◆ **What you need to do**: Looking at the listing beneath, work out how many lines hold "Rüttel" and report only that figure.

* begin Data shown *

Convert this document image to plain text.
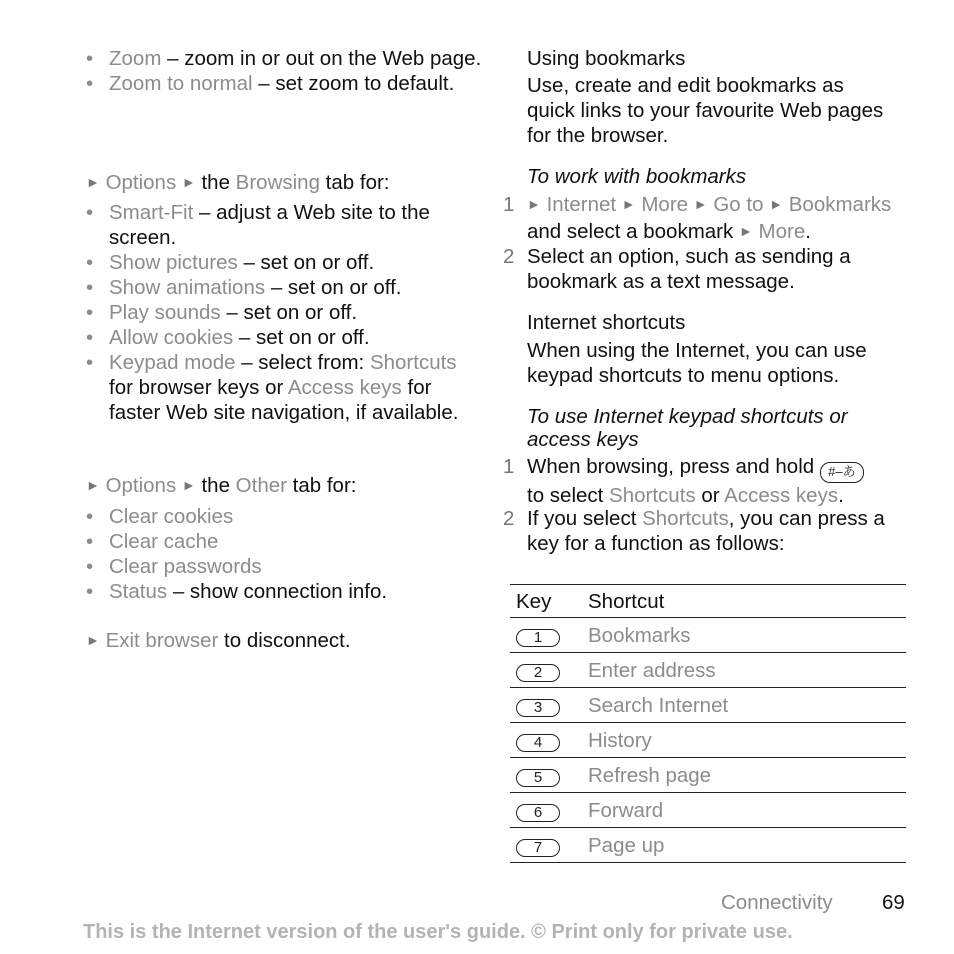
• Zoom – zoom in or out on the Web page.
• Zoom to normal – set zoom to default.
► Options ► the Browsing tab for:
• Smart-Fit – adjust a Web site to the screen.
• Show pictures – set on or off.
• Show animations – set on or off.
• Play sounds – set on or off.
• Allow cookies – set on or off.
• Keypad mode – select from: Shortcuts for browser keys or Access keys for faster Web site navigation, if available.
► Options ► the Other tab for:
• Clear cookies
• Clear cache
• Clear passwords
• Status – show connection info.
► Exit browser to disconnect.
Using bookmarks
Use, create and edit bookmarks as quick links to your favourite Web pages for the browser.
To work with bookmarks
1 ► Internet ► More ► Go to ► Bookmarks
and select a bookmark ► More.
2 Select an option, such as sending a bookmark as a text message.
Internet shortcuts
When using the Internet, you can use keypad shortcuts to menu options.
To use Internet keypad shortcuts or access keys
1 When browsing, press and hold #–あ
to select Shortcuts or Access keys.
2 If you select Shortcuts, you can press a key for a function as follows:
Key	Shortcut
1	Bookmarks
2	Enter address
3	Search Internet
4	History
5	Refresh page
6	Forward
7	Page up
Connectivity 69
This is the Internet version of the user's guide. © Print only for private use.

* end Data shown *
* begin Data shown *

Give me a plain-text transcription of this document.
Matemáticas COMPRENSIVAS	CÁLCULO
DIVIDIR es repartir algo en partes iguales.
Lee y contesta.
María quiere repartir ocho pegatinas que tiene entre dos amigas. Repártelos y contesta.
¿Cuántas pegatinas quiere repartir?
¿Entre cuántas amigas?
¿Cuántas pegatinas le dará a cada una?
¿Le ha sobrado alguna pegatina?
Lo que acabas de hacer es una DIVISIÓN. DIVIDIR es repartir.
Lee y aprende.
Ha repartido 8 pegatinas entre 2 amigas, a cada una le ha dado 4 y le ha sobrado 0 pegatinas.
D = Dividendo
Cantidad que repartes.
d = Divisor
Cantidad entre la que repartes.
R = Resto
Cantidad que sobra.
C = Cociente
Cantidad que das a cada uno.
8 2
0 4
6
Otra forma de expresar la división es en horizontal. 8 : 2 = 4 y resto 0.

* end Data shown *
* begin Data shown *

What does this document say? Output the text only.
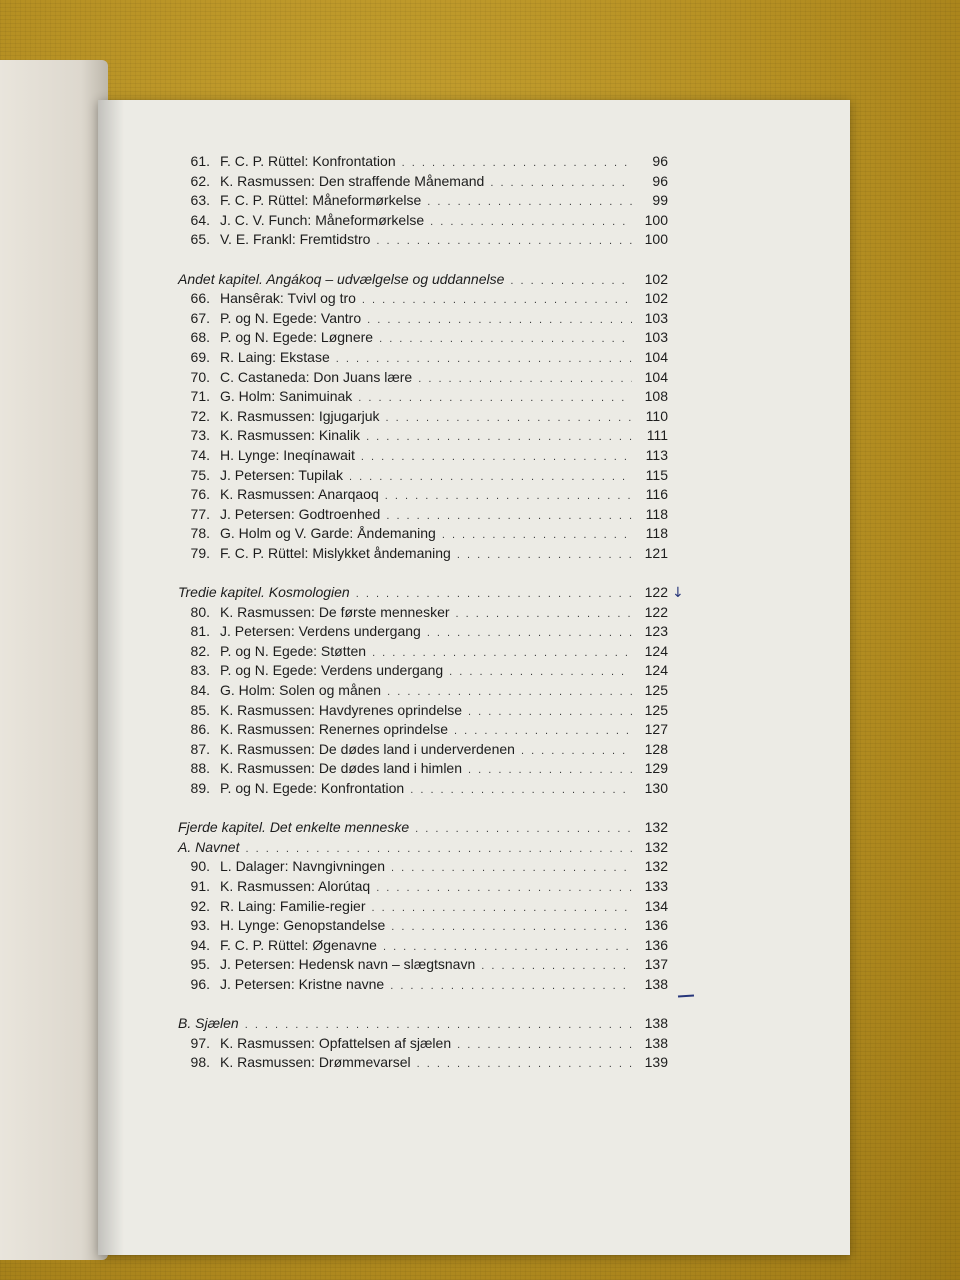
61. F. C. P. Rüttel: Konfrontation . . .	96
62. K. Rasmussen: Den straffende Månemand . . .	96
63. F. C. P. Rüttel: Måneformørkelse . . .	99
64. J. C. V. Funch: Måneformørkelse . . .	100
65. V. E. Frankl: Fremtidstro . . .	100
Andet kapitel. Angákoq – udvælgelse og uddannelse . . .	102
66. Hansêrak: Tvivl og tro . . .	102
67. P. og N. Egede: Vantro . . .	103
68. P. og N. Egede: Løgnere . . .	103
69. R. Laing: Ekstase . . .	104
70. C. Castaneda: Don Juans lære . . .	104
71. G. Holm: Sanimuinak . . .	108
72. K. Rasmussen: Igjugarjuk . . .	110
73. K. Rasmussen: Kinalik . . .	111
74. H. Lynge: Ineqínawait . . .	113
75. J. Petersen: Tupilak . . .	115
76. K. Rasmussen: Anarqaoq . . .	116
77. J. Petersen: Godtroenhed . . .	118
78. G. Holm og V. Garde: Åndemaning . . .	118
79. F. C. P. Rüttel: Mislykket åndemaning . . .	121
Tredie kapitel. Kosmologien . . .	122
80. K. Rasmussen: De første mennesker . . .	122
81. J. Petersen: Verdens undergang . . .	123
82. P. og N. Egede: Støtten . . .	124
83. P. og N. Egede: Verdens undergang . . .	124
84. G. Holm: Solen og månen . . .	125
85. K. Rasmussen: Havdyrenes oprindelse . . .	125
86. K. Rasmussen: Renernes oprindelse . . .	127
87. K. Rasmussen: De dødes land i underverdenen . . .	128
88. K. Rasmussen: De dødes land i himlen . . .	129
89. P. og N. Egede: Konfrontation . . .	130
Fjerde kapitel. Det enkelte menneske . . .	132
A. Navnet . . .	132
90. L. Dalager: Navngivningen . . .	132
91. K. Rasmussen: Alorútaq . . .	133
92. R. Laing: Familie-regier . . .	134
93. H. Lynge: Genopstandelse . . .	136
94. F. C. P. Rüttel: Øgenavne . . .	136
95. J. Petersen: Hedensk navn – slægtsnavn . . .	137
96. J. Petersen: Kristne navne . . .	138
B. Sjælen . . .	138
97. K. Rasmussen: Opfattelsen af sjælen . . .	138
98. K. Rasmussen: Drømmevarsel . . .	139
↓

* end Data shown *

◆ **Result of this task**: 4